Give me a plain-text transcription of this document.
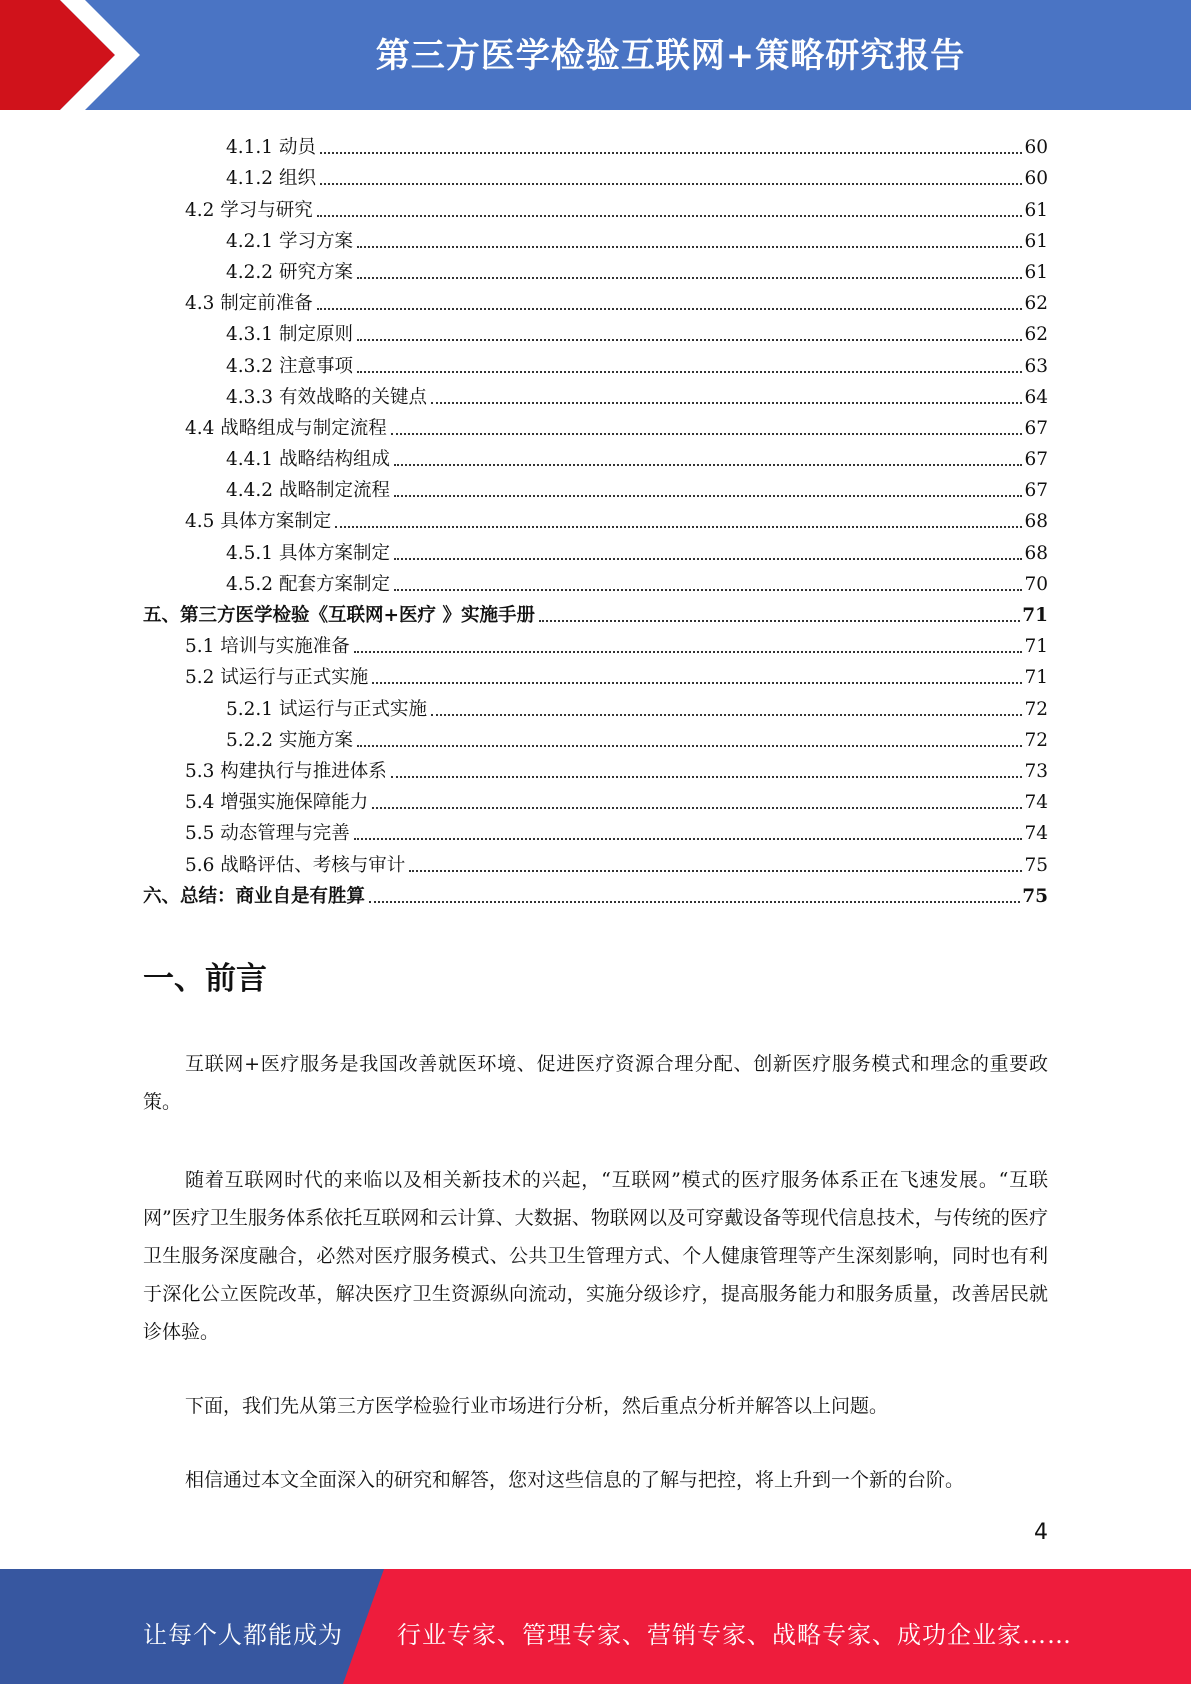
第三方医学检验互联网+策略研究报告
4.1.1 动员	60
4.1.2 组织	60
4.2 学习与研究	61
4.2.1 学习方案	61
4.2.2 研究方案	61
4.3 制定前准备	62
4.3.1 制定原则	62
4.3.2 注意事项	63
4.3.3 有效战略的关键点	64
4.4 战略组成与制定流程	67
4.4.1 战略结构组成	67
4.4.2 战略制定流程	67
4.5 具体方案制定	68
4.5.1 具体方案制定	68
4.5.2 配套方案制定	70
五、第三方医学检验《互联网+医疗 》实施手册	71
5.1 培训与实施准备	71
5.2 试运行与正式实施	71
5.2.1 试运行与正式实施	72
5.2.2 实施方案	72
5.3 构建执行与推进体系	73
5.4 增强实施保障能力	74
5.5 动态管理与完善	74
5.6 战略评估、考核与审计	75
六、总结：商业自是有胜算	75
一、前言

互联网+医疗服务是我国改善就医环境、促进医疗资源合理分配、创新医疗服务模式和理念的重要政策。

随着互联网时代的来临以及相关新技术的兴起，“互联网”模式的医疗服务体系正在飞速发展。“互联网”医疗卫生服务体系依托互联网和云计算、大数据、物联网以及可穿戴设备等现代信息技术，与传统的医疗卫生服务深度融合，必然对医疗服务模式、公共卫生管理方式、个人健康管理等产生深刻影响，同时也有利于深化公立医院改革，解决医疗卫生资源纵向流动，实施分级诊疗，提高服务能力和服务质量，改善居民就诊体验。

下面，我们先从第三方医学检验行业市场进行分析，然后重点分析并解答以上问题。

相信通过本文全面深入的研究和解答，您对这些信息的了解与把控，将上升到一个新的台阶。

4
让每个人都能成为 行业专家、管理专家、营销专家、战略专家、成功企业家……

____________________

### [EXERCISE]
Each record above must be returned exactly as written, with its pictures omitted.

### [RESPONSE FOR THIS EXERCISE]
Give me a plain-text transcription of this document.
第三方医学检验互联网+策略研究报告
4.1.1 动员	60
4.1.2 组织	60
4.2 学习与研究	61
4.2.1 学习方案	61
4.2.2 研究方案	61
4.3 制定前准备	62
4.3.1 制定原则	62
4.3.2 注意事项	63
4.3.3 有效战略的关键点	64
4.4 战略组成与制定流程	67
4.4.1 战略结构组成	67
4.4.2 战略制定流程	67
4.5 具体方案制定	68
4.5.1 具体方案制定	68
4.5.2 配套方案制定	70
五、第三方医学检验《互联网+医疗 》实施手册	71
5.1 培训与实施准备	71
5.2 试运行与正式实施	71
5.2.1 试运行与正式实施	72
5.2.2 实施方案	72
5.3 构建执行与推进体系	73
5.4 增强实施保障能力	74
5.5 动态管理与完善	74
5.6 战略评估、考核与审计	75
六、总结：商业自是有胜算	75
一、前言

互联网+医疗服务是我国改善就医环境、促进医疗资源合理分配、创新医疗服务模式和理念的重要政策。

随着互联网时代的来临以及相关新技术的兴起，“互联网”模式的医疗服务体系正在飞速发展。“互联网”医疗卫生服务体系依托互联网和云计算、大数据、物联网以及可穿戴设备等现代信息技术，与传统的医疗卫生服务深度融合，必然对医疗服务模式、公共卫生管理方式、个人健康管理等产生深刻影响，同时也有利于深化公立医院改革，解决医疗卫生资源纵向流动，实施分级诊疗，提高服务能力和服务质量，改善居民就诊体验。

下面，我们先从第三方医学检验行业市场进行分析，然后重点分析并解答以上问题。

相信通过本文全面深入的研究和解答，您对这些信息的了解与把控，将上升到一个新的台阶。

4
让每个人都能成为 行业专家、管理专家、营销专家、战略专家、成功企业家……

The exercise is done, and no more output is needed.